_PROBLEM DESCRIPTION_.
Pull every line with the word "ylabel" out of the entries below.

═════ DATASET ENTRIES ═════

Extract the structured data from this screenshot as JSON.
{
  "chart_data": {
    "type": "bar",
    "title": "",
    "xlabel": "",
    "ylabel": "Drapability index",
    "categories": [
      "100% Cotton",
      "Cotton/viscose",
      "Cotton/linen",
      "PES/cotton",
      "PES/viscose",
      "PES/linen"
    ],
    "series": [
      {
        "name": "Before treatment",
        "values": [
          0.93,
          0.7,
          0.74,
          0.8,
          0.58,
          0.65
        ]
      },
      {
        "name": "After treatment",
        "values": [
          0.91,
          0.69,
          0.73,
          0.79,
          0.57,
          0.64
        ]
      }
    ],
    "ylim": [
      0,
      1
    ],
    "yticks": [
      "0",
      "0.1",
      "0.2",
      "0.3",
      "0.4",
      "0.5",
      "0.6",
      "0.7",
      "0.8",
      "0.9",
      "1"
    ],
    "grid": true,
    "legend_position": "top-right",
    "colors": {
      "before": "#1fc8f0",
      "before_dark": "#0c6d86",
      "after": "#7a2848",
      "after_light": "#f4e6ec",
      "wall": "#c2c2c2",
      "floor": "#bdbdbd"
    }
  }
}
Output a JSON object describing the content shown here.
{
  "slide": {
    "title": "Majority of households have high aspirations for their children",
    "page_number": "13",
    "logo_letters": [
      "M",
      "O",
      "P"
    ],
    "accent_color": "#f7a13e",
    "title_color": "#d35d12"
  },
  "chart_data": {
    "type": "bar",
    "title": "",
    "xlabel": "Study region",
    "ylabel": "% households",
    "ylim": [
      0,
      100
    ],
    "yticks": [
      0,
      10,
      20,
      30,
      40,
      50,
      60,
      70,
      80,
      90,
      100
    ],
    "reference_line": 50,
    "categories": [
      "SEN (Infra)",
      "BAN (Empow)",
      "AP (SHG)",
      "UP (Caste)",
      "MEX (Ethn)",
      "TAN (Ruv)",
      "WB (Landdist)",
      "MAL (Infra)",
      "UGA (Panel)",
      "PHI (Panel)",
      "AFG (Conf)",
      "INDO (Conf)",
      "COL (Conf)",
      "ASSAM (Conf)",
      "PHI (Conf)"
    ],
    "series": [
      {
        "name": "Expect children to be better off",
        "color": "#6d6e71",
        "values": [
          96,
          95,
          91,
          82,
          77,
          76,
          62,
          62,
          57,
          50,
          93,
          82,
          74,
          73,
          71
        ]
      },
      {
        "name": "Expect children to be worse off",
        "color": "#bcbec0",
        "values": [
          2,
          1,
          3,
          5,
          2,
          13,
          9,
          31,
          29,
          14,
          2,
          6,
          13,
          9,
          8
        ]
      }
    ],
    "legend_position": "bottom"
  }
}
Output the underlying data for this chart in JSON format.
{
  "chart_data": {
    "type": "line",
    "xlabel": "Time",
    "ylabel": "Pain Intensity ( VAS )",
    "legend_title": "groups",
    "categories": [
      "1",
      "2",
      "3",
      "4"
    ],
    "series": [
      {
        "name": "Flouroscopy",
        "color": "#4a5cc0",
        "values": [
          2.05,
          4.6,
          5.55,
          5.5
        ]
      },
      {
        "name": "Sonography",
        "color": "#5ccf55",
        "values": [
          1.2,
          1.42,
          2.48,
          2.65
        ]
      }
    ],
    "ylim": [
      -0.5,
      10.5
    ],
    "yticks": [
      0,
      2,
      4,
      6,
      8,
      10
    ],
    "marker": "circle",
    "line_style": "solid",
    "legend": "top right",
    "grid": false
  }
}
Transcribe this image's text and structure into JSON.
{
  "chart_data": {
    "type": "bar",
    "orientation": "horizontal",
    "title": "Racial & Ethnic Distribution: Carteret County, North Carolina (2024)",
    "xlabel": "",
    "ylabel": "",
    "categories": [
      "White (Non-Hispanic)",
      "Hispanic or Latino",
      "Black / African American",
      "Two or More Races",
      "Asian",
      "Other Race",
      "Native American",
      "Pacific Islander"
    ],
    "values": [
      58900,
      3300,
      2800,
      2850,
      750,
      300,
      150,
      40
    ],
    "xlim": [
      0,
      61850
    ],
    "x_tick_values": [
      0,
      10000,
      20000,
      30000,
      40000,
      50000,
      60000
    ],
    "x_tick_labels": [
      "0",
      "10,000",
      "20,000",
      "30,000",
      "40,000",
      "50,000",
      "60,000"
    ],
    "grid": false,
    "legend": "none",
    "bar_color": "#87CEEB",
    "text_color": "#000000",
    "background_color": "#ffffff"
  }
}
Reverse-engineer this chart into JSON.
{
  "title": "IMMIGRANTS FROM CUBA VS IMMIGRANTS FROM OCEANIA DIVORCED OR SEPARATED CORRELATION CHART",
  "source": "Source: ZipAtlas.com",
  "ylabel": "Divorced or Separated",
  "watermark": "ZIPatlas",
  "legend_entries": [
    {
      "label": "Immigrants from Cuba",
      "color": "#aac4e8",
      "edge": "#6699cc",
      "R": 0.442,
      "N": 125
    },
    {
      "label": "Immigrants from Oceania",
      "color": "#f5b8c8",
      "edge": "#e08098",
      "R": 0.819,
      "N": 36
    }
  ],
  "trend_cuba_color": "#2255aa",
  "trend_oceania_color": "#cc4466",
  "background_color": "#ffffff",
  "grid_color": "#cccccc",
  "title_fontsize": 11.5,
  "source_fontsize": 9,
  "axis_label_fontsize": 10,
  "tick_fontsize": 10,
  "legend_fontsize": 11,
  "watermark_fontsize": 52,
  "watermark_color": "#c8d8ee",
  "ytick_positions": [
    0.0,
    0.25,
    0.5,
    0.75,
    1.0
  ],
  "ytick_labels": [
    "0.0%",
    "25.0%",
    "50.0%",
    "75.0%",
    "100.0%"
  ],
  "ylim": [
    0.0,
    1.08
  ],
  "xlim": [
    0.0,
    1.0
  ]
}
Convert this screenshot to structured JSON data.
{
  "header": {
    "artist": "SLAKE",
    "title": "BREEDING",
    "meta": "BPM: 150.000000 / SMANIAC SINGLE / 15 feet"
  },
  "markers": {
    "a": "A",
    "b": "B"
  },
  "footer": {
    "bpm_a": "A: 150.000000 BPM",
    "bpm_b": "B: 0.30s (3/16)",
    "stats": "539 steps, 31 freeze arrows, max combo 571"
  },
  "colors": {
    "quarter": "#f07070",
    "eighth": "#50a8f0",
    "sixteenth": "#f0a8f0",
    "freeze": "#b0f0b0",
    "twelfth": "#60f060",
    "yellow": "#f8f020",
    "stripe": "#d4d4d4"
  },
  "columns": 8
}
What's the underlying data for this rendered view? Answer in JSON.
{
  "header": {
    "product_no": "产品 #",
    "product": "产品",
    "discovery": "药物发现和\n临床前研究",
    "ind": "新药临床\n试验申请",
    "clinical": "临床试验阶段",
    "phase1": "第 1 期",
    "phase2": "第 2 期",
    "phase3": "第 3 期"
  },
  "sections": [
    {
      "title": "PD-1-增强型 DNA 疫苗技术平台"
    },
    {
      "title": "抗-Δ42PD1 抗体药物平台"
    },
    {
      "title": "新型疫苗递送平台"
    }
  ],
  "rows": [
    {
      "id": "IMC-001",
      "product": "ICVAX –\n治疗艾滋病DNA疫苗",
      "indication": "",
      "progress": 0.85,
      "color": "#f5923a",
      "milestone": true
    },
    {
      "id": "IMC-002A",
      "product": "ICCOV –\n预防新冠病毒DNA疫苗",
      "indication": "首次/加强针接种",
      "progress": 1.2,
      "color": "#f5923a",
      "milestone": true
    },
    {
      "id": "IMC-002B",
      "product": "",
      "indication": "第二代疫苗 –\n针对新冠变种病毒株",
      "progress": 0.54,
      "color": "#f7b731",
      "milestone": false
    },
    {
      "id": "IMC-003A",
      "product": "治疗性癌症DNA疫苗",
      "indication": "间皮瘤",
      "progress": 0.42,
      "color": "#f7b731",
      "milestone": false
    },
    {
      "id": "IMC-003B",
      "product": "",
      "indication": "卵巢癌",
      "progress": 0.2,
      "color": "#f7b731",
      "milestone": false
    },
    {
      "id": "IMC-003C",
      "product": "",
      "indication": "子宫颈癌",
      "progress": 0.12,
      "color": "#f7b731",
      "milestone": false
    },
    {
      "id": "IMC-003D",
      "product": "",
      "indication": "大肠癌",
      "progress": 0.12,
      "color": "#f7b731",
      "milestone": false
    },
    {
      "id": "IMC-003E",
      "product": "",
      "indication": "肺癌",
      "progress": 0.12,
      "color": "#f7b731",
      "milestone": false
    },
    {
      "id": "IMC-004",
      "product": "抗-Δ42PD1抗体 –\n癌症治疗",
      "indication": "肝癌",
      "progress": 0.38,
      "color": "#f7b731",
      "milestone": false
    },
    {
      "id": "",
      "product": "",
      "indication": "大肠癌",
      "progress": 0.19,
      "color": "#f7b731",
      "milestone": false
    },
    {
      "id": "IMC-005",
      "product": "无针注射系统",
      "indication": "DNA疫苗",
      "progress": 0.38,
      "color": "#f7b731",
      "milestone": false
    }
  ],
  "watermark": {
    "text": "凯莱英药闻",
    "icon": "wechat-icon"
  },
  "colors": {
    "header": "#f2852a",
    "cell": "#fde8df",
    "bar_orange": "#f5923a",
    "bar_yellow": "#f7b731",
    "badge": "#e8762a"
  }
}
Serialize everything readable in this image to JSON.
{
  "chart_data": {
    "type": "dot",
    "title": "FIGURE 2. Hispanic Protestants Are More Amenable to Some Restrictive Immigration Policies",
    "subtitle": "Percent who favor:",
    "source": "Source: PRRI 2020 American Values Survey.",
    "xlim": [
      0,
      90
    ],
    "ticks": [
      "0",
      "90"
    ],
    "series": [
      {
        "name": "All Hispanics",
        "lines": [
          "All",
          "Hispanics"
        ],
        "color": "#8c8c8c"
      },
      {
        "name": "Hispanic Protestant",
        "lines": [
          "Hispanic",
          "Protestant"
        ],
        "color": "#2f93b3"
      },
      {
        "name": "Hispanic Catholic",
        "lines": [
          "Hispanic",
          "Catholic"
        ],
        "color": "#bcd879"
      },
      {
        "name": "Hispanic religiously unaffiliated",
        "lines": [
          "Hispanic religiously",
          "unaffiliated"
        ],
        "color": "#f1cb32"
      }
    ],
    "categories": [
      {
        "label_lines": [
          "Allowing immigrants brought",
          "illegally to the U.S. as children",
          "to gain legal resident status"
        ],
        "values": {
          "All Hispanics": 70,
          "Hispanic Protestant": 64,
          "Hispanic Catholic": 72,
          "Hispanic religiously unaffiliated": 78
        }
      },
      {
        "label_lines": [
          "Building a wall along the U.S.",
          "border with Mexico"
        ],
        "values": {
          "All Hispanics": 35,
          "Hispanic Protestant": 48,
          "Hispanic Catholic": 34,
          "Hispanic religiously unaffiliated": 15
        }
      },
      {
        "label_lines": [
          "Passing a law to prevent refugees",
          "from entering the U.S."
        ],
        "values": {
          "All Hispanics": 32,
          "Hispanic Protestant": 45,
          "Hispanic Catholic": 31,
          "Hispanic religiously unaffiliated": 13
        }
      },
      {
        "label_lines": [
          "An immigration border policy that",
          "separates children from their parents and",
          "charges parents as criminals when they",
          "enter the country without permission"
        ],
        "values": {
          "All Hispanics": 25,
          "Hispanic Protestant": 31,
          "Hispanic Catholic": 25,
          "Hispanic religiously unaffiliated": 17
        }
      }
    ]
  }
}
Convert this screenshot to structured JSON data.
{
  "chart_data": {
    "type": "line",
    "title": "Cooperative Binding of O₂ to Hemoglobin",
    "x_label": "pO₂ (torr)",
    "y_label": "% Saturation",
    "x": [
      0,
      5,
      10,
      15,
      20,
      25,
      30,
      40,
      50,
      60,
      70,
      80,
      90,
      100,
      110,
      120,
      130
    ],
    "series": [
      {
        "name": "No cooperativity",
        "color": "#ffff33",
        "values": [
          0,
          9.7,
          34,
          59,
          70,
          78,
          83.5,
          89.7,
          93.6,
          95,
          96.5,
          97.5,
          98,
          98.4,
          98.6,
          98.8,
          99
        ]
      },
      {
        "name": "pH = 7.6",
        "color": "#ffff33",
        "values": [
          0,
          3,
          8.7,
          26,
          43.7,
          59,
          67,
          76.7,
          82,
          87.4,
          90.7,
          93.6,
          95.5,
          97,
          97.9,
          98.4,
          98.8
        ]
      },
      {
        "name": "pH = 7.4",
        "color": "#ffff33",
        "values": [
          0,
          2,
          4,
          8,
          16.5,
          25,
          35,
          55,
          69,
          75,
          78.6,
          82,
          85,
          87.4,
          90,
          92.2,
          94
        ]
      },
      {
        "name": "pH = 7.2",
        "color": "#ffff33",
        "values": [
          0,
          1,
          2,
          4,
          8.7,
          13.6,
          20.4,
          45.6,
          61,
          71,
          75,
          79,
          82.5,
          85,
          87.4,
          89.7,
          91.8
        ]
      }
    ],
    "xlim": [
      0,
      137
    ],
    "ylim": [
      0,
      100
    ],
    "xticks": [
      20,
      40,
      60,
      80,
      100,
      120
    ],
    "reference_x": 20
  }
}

═════

_THE REPLY_.
    "ylabel": "Drapability index",
    "ylabel": "% households",
    "ylabel": "Pain Intensity ( VAS )",
    "ylabel": "",
  "ylabel": "Divorced or Separated",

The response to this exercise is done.